Copy out every line that contains "alljobs".

----------------

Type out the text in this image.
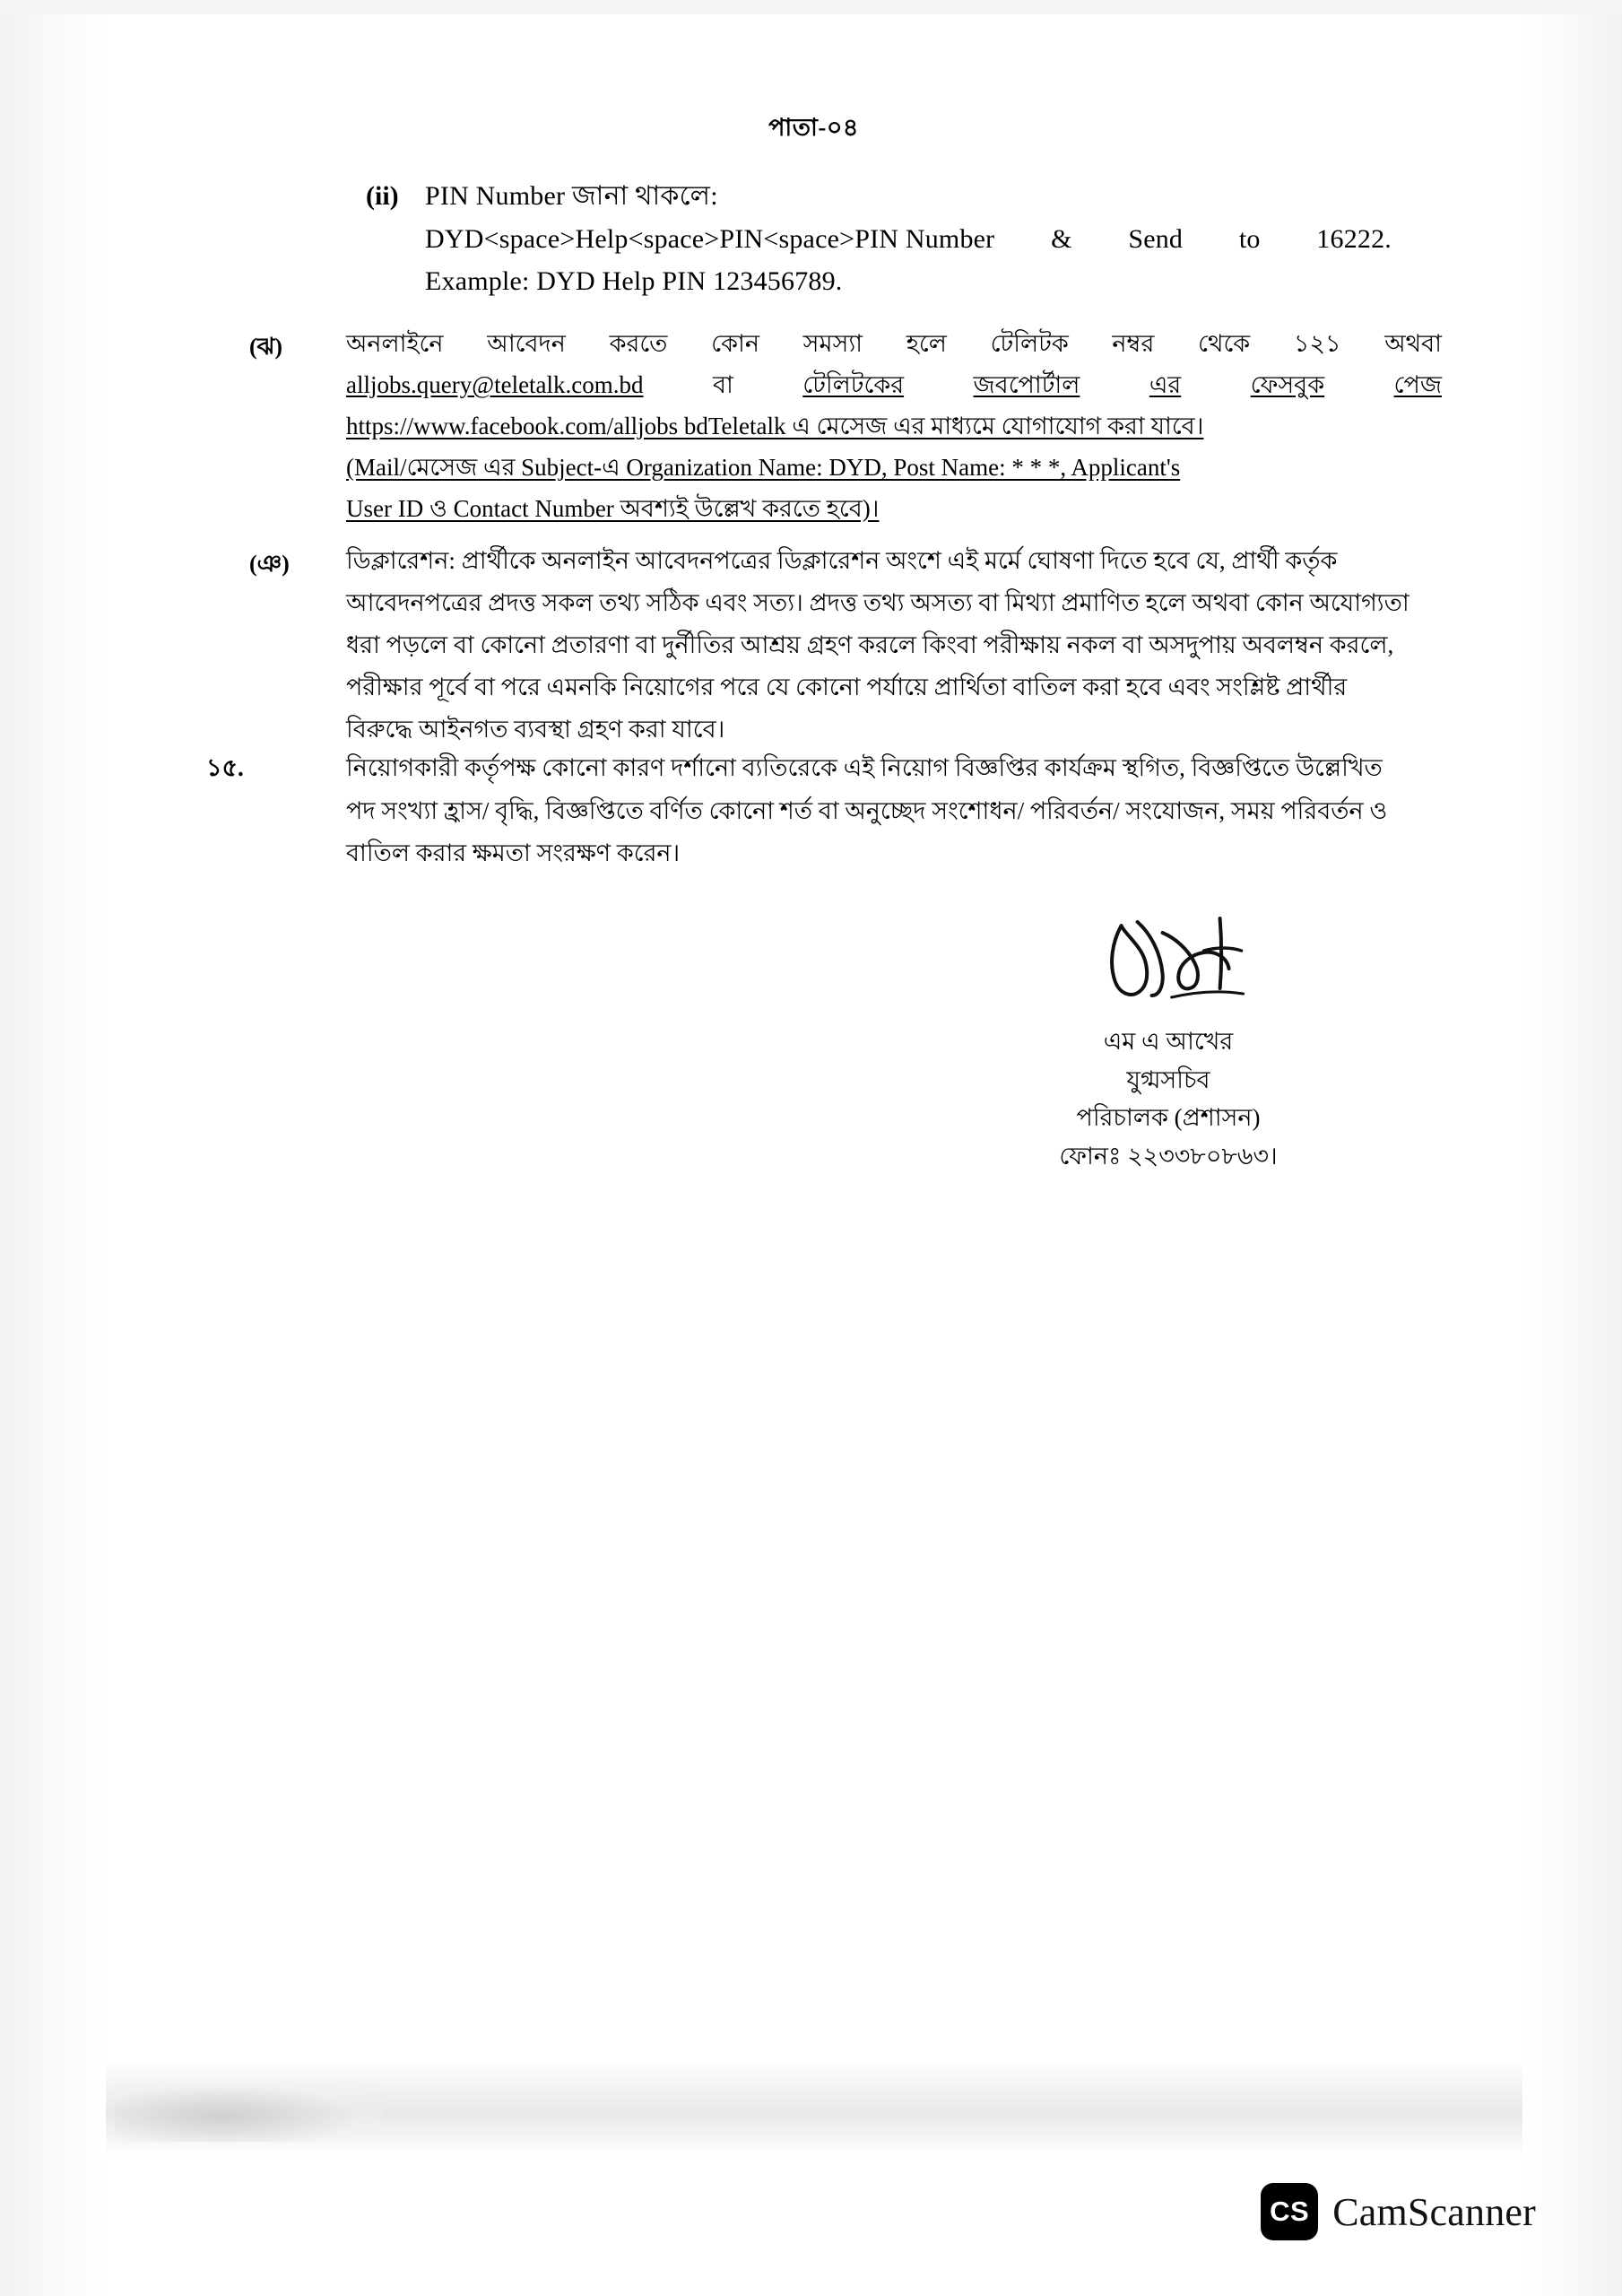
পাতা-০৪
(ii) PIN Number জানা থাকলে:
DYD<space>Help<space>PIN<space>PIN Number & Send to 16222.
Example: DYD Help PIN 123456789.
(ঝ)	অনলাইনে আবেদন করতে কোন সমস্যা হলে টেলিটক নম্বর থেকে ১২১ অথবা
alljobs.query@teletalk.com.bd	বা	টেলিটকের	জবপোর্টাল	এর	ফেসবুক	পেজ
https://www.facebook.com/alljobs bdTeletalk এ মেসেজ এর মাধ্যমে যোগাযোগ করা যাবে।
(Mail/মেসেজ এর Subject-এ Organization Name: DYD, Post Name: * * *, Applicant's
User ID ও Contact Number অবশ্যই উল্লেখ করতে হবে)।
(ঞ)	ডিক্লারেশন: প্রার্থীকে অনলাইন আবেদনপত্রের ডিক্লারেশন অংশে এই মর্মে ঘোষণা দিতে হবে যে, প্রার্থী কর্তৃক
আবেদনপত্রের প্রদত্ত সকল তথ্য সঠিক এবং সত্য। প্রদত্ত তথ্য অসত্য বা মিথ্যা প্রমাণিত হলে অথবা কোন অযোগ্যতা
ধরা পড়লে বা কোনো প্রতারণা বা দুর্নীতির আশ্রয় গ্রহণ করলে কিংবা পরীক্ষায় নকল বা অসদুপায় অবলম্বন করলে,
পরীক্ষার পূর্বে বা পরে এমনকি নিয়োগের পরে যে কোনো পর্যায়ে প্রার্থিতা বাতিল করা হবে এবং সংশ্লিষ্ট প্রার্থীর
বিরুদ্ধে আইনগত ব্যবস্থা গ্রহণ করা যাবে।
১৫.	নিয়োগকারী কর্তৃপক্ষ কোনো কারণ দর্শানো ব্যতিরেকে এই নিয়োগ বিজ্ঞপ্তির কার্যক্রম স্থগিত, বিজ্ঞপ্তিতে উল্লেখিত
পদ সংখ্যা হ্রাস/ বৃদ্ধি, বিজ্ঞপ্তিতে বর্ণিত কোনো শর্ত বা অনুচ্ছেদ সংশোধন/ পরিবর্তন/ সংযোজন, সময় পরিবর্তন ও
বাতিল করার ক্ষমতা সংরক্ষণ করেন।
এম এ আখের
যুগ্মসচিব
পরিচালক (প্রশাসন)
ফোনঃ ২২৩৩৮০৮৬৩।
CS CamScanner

----------------

Reply:
alljobs.query@teletalk.com.bd	বা	টেলিটকের	জবপোর্টাল	এর	ফেসবুক	পেজ
https://www.facebook.com/alljobs bdTeletalk এ মেসেজ এর মাধ্যমে যোগাযোগ করা যাবে।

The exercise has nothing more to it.